--- Exercise aim ---
Keep only the lines of the data below that contain "screenshot", and copy them.

— start Extracted information —

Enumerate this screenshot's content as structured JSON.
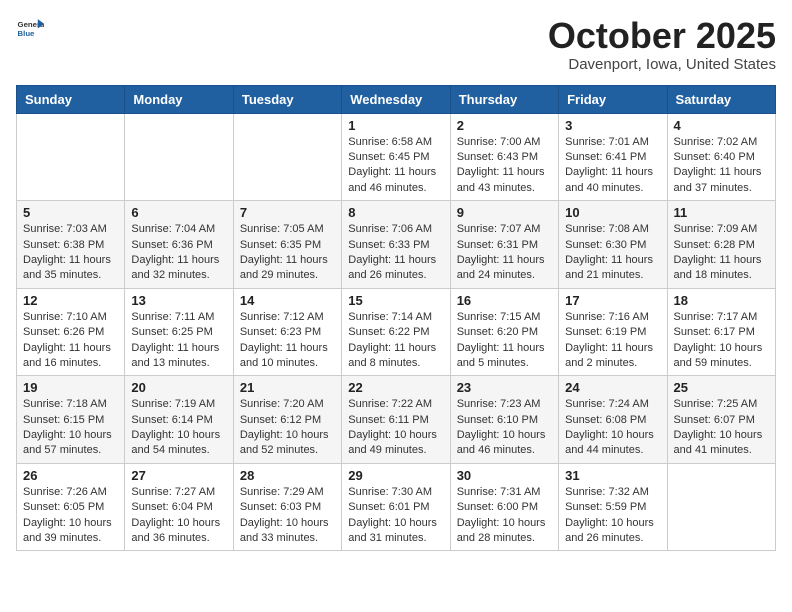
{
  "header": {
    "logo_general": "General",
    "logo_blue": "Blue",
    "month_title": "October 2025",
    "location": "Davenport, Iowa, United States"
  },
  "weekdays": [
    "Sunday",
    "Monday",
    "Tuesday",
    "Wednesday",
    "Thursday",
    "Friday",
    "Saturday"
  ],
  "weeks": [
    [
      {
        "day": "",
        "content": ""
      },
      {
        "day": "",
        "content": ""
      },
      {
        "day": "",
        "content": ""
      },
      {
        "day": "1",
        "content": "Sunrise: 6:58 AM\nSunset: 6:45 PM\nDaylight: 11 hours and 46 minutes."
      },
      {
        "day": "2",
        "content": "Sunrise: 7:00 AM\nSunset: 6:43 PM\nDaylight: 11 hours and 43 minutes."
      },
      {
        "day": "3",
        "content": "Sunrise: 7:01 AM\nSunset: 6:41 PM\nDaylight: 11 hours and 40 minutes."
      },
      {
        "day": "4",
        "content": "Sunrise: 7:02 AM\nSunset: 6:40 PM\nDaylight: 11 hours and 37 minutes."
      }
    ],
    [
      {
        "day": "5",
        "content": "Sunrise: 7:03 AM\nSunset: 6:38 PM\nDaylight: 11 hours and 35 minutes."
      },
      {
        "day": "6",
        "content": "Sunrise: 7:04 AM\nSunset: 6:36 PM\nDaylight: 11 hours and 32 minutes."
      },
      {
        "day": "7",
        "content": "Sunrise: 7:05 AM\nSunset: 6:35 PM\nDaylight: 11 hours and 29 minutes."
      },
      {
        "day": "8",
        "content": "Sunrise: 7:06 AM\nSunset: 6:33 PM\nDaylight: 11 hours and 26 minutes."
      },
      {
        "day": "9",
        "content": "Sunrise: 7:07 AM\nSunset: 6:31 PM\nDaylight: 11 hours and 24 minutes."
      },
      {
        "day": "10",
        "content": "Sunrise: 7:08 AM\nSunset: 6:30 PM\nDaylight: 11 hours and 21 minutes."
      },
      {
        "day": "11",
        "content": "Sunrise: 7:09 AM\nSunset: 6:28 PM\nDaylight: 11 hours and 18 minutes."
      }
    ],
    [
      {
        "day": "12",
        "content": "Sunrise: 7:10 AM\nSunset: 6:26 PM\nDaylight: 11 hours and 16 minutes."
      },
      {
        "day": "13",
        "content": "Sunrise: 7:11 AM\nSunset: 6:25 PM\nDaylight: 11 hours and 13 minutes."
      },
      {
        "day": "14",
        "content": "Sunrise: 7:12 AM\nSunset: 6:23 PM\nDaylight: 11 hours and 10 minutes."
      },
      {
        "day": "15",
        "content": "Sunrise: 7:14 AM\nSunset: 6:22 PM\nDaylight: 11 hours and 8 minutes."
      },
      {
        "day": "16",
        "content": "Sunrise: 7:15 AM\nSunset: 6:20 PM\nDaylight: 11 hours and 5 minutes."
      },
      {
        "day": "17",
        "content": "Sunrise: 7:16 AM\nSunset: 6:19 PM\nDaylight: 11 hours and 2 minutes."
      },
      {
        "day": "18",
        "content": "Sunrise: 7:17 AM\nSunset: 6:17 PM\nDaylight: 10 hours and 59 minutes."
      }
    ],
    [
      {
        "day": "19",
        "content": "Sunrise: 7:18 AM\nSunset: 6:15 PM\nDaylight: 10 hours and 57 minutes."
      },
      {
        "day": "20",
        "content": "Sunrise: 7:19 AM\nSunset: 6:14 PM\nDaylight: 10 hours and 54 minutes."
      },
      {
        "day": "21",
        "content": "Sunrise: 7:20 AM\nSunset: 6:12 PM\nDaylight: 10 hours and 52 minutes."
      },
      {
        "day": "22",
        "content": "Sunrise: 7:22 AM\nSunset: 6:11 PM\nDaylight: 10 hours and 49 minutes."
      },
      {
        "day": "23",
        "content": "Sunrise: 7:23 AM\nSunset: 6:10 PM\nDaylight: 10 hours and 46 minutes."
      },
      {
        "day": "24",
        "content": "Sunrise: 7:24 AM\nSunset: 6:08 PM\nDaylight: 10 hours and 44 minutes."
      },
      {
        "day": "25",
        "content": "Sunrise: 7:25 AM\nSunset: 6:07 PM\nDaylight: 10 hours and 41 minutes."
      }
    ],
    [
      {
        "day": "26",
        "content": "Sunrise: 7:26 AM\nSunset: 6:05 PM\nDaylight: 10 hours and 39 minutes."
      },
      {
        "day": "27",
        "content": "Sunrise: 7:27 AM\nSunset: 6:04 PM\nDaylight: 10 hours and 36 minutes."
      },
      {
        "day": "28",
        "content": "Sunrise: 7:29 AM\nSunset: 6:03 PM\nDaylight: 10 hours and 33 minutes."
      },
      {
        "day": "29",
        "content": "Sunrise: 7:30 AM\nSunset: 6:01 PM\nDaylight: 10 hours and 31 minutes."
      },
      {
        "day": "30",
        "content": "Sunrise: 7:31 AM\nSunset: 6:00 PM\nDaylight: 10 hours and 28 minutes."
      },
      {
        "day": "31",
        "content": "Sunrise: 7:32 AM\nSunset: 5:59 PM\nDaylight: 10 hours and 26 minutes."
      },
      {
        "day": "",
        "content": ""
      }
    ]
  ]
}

— end Extracted information —
— start Extracted information —

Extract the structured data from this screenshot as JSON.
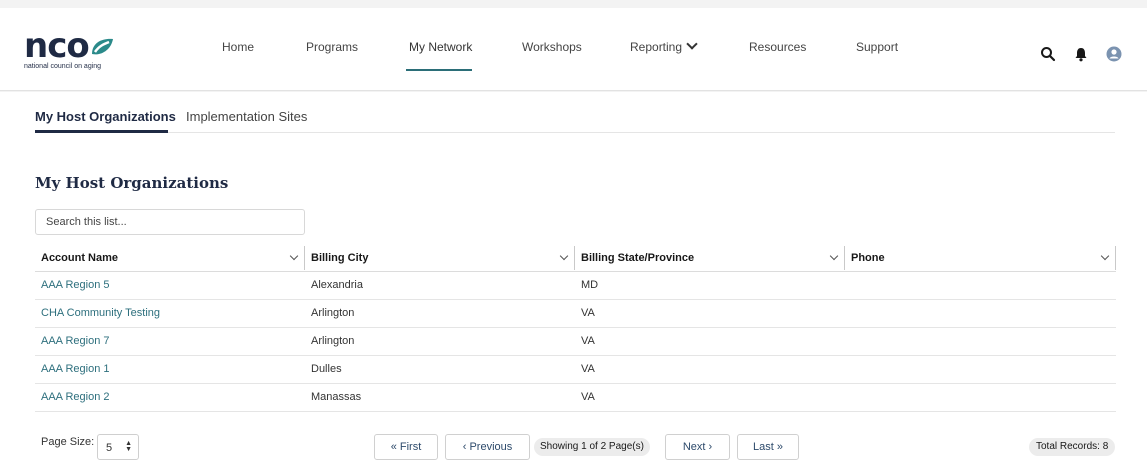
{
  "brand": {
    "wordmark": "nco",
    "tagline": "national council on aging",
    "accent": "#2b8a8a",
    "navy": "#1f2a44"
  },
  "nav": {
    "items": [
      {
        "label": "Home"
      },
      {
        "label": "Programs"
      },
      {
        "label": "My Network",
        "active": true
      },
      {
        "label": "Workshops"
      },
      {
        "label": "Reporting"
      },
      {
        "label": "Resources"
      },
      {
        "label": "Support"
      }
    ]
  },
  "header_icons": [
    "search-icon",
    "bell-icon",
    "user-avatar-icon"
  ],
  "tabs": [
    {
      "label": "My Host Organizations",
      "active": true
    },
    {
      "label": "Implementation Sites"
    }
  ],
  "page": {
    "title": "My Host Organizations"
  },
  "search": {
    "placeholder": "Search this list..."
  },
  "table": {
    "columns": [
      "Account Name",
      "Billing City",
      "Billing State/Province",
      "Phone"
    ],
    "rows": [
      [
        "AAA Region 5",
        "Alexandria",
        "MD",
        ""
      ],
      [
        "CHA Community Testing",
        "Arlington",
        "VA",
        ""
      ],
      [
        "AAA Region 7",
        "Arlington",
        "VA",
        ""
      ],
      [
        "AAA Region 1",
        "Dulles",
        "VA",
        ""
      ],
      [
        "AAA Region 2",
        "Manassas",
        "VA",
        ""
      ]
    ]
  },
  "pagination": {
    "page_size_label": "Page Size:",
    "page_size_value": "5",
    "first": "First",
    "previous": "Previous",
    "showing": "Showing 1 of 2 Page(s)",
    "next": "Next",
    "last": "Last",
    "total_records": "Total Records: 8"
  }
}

— end Extracted information —

--- Final answer ---
Enumerate this screenshot's content as structured JSON.
Extract the structured data from this screenshot as JSON.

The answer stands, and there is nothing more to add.